**EXERCISE INSTRUCTIONS**. Every entry that follows should be reproduced exactly.

++++ ENTRIES PROVIDED

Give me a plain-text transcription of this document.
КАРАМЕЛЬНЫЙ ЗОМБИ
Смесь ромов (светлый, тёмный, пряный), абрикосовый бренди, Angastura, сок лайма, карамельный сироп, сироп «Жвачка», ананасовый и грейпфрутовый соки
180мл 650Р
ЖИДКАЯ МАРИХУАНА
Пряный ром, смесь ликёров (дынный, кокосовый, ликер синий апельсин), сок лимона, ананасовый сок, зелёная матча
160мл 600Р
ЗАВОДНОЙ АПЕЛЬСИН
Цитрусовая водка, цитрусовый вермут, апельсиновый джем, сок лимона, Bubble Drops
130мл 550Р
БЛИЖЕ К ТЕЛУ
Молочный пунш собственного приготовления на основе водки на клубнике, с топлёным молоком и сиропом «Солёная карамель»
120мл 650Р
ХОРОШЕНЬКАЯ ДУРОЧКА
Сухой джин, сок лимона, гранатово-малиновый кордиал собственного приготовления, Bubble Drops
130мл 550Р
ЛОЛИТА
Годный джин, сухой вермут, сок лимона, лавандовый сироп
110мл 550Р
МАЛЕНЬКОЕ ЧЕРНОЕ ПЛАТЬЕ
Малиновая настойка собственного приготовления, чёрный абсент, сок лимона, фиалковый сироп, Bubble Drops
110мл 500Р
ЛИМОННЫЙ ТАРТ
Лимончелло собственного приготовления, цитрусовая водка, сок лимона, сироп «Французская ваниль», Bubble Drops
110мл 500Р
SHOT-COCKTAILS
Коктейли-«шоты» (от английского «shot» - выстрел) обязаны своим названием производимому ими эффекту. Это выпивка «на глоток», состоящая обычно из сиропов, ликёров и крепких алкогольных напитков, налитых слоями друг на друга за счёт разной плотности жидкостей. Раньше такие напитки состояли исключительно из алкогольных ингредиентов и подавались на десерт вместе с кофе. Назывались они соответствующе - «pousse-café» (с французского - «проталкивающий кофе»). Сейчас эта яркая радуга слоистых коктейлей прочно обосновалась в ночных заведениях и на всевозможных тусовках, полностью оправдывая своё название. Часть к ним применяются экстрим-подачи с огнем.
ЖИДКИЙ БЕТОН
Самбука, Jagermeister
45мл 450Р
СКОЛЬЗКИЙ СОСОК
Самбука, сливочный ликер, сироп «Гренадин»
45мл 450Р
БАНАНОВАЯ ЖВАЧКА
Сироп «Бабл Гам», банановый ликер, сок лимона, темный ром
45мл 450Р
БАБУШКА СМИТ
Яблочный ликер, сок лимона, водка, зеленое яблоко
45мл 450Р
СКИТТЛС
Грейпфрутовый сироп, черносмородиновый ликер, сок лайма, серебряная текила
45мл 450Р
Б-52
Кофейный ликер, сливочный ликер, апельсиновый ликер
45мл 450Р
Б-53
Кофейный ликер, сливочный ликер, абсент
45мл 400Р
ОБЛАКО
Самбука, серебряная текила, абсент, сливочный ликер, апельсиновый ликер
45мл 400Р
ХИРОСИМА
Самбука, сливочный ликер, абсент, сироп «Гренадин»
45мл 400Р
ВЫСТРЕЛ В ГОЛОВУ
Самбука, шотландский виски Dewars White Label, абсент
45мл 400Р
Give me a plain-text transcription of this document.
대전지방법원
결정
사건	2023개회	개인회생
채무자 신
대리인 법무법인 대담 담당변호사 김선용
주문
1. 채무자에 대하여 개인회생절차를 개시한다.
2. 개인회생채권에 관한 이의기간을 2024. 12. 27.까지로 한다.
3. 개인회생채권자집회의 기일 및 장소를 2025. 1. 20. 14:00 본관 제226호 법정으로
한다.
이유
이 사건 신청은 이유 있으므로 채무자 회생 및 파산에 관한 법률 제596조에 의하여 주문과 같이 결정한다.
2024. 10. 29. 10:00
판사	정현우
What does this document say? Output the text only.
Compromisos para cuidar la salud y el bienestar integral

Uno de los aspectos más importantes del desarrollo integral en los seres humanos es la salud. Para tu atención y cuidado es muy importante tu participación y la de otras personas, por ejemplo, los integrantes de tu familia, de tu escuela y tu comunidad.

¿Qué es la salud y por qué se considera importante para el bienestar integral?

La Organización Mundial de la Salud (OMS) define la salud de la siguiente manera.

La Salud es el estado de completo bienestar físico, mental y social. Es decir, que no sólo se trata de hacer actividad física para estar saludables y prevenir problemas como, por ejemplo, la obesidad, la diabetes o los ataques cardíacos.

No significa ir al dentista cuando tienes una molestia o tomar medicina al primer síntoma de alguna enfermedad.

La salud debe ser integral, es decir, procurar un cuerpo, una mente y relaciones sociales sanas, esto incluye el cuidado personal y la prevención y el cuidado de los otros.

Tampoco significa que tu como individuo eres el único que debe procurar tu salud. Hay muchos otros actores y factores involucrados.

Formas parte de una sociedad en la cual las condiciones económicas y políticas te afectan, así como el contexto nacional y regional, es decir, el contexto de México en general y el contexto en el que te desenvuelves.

++++++++

**FULL ANSWER**.
Give me a plain-text transcription of this document.
КАРАМЕЛЬНЫЙ ЗОМБИ
Смесь ромов (светлый, тёмный, пряный), абрикосовый бренди, Angastura, сок лайма, карамельный сироп, сироп «Жвачка», ананасовый и грейпфрутовый соки
180мл 650Р
ЖИДКАЯ МАРИХУАНА
Пряный ром, смесь ликёров (дынный, кокосовый, ликер синий апельсин), сок лимона, ананасовый сок, зелёная матча
160мл 600Р
ЗАВОДНОЙ АПЕЛЬСИН
Цитрусовая водка, цитрусовый вермут, апельсиновый джем, сок лимона, Bubble Drops
130мл 550Р
БЛИЖЕ К ТЕЛУ
Молочный пунш собственного приготовления на основе водки на клубнике, с топлёным молоком и сиропом «Солёная карамель»
120мл 650Р
ХОРОШЕНЬКАЯ ДУРОЧКА
Сухой джин, сок лимона, гранатово-малиновый кордиал собственного приготовления, Bubble Drops
130мл 550Р
ЛОЛИТА
Годный джин, сухой вермут, сок лимона, лавандовый сироп
110мл 550Р
МАЛЕНЬКОЕ ЧЕРНОЕ ПЛАТЬЕ
Малиновая настойка собственного приготовления, чёрный абсент, сок лимона, фиалковый сироп, Bubble Drops
110мл 500Р
ЛИМОННЫЙ ТАРТ
Лимончелло собственного приготовления, цитрусовая водка, сок лимона, сироп «Французская ваниль», Bubble Drops
110мл 500Р
SHOT-COCKTAILS
Коктейли-«шоты» (от английского «shot» - выстрел) обязаны своим названием производимому ими эффекту. Это выпивка «на глоток», состоящая обычно из сиропов, ликёров и крепких алкогольных напитков, налитых слоями друг на друга за счёт разной плотности жидкостей. Раньше такие напитки состояли исключительно из алкогольных ингредиентов и подавались на десерт вместе с кофе. Назывались они соответствующе - «pousse-café» (с французского - «проталкивающий кофе»). Сейчас эта яркая радуга слоистых коктейлей прочно обосновалась в ночных заведениях и на всевозможных тусовках, полностью оправдывая своё название. Часть к ним применяются экстрим-подачи с огнем.
ЖИДКИЙ БЕТОН
Самбука, Jagermeister
45мл 450Р
СКОЛЬЗКИЙ СОСОК
Самбука, сливочный ликер, сироп «Гренадин»
45мл 450Р
БАНАНОВАЯ ЖВАЧКА
Сироп «Бабл Гам», банановый ликер, сок лимона, темный ром
45мл 450Р
БАБУШКА СМИТ
Яблочный ликер, сок лимона, водка, зеленое яблоко
45мл 450Р
СКИТТЛС
Грейпфрутовый сироп, черносмородиновый ликер, сок лайма, серебряная текила
45мл 450Р
Б-52
Кофейный ликер, сливочный ликер, апельсиновый ликер
45мл 450Р
Б-53
Кофейный ликер, сливочный ликер, абсент
45мл 400Р
ОБЛАКО
Самбука, серебряная текила, абсент, сливочный ликер, апельсиновый ликер
45мл 400Р
ХИРОСИМА
Самбука, сливочный ликер, абсент, сироп «Гренадин»
45мл 400Р
ВЫСТРЕЛ В ГОЛОВУ
Самбука, шотландский виски Dewars White Label, абсент
45мл 400Р
Give me a plain-text transcription of this document.
대전지방법원
결정
사건	2023개회	개인회생
채무자 신
대리인 법무법인 대담 담당변호사 김선용
주문
1. 채무자에 대하여 개인회생절차를 개시한다.
2. 개인회생채권에 관한 이의기간을 2024. 12. 27.까지로 한다.
3. 개인회생채권자집회의 기일 및 장소를 2025. 1. 20. 14:00 본관 제226호 법정으로
한다.
이유
이 사건 신청은 이유 있으므로 채무자 회생 및 파산에 관한 법률 제596조에 의하여 주문과 같이 결정한다.
2024. 10. 29. 10:00
판사	정현우
What does this document say? Output the text only.
Compromisos para cuidar la salud y el bienestar integral

Uno de los aspectos más importantes del desarrollo integral en los seres humanos es la salud. Para tu atención y cuidado es muy importante tu participación y la de otras personas, por ejemplo, los integrantes de tu familia, de tu escuela y tu comunidad.

¿Qué es la salud y por qué se considera importante para el bienestar integral?

La Organización Mundial de la Salud (OMS) define la salud de la siguiente manera.

La Salud es el estado de completo bienestar físico, mental y social. Es decir, que no sólo se trata de hacer actividad física para estar saludables y prevenir problemas como, por ejemplo, la obesidad, la diabetes o los ataques cardíacos.

No significa ir al dentista cuando tienes una molestia o tomar medicina al primer síntoma de alguna enfermedad.

La salud debe ser integral, es decir, procurar un cuerpo, una mente y relaciones sociales sanas, esto incluye el cuidado personal y la prevención y el cuidado de los otros.

Tampoco significa que tu como individuo eres el único que debe procurar tu salud. Hay muchos otros actores y factores involucrados.

Formas parte de una sociedad en la cual las condiciones económicas y políticas te afectan, así como el contexto nacional y regional, es decir, el contexto de México en general y el contexto en el que te desenvuelves.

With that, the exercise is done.